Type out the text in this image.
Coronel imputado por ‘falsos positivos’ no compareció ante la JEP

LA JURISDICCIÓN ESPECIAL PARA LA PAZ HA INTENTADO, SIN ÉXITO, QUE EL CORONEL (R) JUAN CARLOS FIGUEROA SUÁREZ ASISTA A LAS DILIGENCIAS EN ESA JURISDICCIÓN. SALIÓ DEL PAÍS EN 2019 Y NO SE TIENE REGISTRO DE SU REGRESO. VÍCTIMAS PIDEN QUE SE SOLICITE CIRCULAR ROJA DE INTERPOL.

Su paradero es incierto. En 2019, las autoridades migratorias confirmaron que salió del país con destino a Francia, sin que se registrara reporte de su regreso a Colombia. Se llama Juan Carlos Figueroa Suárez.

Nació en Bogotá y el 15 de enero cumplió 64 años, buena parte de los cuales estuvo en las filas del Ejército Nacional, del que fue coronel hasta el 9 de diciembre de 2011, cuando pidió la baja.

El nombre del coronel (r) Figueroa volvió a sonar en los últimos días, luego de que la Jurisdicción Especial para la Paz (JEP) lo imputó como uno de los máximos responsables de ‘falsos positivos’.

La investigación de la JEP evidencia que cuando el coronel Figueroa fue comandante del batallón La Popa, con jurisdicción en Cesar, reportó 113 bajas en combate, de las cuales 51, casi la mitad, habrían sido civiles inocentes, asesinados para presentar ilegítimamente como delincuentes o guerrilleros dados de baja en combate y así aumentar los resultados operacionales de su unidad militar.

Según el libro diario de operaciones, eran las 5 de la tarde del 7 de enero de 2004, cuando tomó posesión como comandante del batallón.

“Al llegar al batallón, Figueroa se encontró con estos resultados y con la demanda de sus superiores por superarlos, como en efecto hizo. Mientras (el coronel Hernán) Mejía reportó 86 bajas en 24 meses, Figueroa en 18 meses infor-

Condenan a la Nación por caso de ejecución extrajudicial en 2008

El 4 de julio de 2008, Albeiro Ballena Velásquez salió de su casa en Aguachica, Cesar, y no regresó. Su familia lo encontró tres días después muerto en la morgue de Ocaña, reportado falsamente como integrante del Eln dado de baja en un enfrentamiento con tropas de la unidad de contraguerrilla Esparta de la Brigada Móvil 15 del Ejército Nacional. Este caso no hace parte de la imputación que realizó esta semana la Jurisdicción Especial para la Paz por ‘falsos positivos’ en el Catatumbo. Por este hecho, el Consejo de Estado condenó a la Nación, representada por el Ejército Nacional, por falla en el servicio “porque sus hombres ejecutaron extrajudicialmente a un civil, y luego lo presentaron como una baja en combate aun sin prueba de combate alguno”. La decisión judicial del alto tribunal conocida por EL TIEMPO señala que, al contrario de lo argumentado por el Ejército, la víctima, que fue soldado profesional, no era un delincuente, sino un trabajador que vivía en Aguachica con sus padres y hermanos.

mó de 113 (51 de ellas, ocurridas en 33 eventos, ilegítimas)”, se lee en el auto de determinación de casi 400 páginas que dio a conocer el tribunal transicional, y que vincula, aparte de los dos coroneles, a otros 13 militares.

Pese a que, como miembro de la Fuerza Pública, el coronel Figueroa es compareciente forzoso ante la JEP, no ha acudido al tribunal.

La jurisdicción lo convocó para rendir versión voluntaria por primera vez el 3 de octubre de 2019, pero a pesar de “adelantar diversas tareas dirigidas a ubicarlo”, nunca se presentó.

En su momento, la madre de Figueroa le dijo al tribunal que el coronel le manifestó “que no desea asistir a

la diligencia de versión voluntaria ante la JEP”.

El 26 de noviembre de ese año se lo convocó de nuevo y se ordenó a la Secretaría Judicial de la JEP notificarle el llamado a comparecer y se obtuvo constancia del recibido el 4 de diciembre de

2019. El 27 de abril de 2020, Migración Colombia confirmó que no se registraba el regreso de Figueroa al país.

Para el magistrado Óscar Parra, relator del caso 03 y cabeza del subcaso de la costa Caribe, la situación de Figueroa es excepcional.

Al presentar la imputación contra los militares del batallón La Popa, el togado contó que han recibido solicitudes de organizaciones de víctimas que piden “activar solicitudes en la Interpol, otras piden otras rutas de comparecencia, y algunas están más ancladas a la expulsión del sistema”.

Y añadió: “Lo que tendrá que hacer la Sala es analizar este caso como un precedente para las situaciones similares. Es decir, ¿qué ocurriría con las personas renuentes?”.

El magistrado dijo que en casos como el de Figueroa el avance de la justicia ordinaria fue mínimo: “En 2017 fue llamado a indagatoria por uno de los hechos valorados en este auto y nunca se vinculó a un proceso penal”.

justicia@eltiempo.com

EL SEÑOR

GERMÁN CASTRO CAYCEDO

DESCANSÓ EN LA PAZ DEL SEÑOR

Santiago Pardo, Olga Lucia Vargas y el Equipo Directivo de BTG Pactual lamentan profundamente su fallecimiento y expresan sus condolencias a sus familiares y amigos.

· · · · · · ·

_WHAT NEEDS TO BE DONE_. Make an exact copy of the records.

_CORRECT RESULT_.
Type out the text in this image.
Coronel imputado por ‘falsos positivos’ no compareció ante la JEP

LA JURISDICCIÓN ESPECIAL PARA LA PAZ HA INTENTADO, SIN ÉXITO, QUE EL CORONEL (R) JUAN CARLOS FIGUEROA SUÁREZ ASISTA A LAS DILIGENCIAS EN ESA JURISDICCIÓN. SALIÓ DEL PAÍS EN 2019 Y NO SE TIENE REGISTRO DE SU REGRESO. VÍCTIMAS PIDEN QUE SE SOLICITE CIRCULAR ROJA DE INTERPOL.

Su paradero es incierto. En 2019, las autoridades migratorias confirmaron que salió del país con destino a Francia, sin que se registrara reporte de su regreso a Colombia. Se llama Juan Carlos Figueroa Suárez.

Nació en Bogotá y el 15 de enero cumplió 64 años, buena parte de los cuales estuvo en las filas del Ejército Nacional, del que fue coronel hasta el 9 de diciembre de 2011, cuando pidió la baja.

El nombre del coronel (r) Figueroa volvió a sonar en los últimos días, luego de que la Jurisdicción Especial para la Paz (JEP) lo imputó como uno de los máximos responsables de ‘falsos positivos’.

La investigación de la JEP evidencia que cuando el coronel Figueroa fue comandante del batallón La Popa, con jurisdicción en Cesar, reportó 113 bajas en combate, de las cuales 51, casi la mitad, habrían sido civiles inocentes, asesinados para presentar ilegítimamente como delincuentes o guerrilleros dados de baja en combate y así aumentar los resultados operacionales de su unidad militar.

Según el libro diario de operaciones, eran las 5 de la tarde del 7 de enero de 2004, cuando tomó posesión como comandante del batallón.

“Al llegar al batallón, Figueroa se encontró con estos resultados y con la demanda de sus superiores por superarlos, como en efecto hizo. Mientras (el coronel Hernán) Mejía reportó 86 bajas en 24 meses, Figueroa en 18 meses infor-

Condenan a la Nación por caso de ejecución extrajudicial en 2008

El 4 de julio de 2008, Albeiro Ballena Velásquez salió de su casa en Aguachica, Cesar, y no regresó. Su familia lo encontró tres días después muerto en la morgue de Ocaña, reportado falsamente como integrante del Eln dado de baja en un enfrentamiento con tropas de la unidad de contraguerrilla Esparta de la Brigada Móvil 15 del Ejército Nacional. Este caso no hace parte de la imputación que realizó esta semana la Jurisdicción Especial para la Paz por ‘falsos positivos’ en el Catatumbo. Por este hecho, el Consejo de Estado condenó a la Nación, representada por el Ejército Nacional, por falla en el servicio “porque sus hombres ejecutaron extrajudicialmente a un civil, y luego lo presentaron como una baja en combate aun sin prueba de combate alguno”. La decisión judicial del alto tribunal conocida por EL TIEMPO señala que, al contrario de lo argumentado por el Ejército, la víctima, que fue soldado profesional, no era un delincuente, sino un trabajador que vivía en Aguachica con sus padres y hermanos.

mó de 113 (51 de ellas, ocurridas en 33 eventos, ilegítimas)”, se lee en el auto de determinación de casi 400 páginas que dio a conocer el tribunal transicional, y que vincula, aparte de los dos coroneles, a otros 13 militares.

Pese a que, como miembro de la Fuerza Pública, el coronel Figueroa es compareciente forzoso ante la JEP, no ha acudido al tribunal.

La jurisdicción lo convocó para rendir versión voluntaria por primera vez el 3 de octubre de 2019, pero a pesar de “adelantar diversas tareas dirigidas a ubicarlo”, nunca se presentó.

En su momento, la madre de Figueroa le dijo al tribunal que el coronel le manifestó “que no desea asistir a

la diligencia de versión voluntaria ante la JEP”.

El 26 de noviembre de ese año se lo convocó de nuevo y se ordenó a la Secretaría Judicial de la JEP notificarle el llamado a comparecer y se obtuvo constancia del recibido el 4 de diciembre de

2019. El 27 de abril de 2020, Migración Colombia confirmó que no se registraba el regreso de Figueroa al país.

Para el magistrado Óscar Parra, relator del caso 03 y cabeza del subcaso de la costa Caribe, la situación de Figueroa es excepcional.

Al presentar la imputación contra los militares del batallón La Popa, el togado contó que han recibido solicitudes de organizaciones de víctimas que piden “activar solicitudes en la Interpol, otras piden otras rutas de comparecencia, y algunas están más ancladas a la expulsión del sistema”.

Y añadió: “Lo que tendrá que hacer la Sala es analizar este caso como un precedente para las situaciones similares. Es decir, ¿qué ocurriría con las personas renuentes?”.

El magistrado dijo que en casos como el de Figueroa el avance de la justicia ordinaria fue mínimo: “En 2017 fue llamado a indagatoria por uno de los hechos valorados en este auto y nunca se vinculó a un proceso penal”.

justicia@eltiempo.com

EL SEÑOR

GERMÁN CASTRO CAYCEDO

DESCANSÓ EN LA PAZ DEL SEÑOR

Santiago Pardo, Olga Lucia Vargas y el Equipo Directivo de BTG Pactual lamentan profundamente su fallecimiento y expresan sus condolencias a sus familiares y amigos.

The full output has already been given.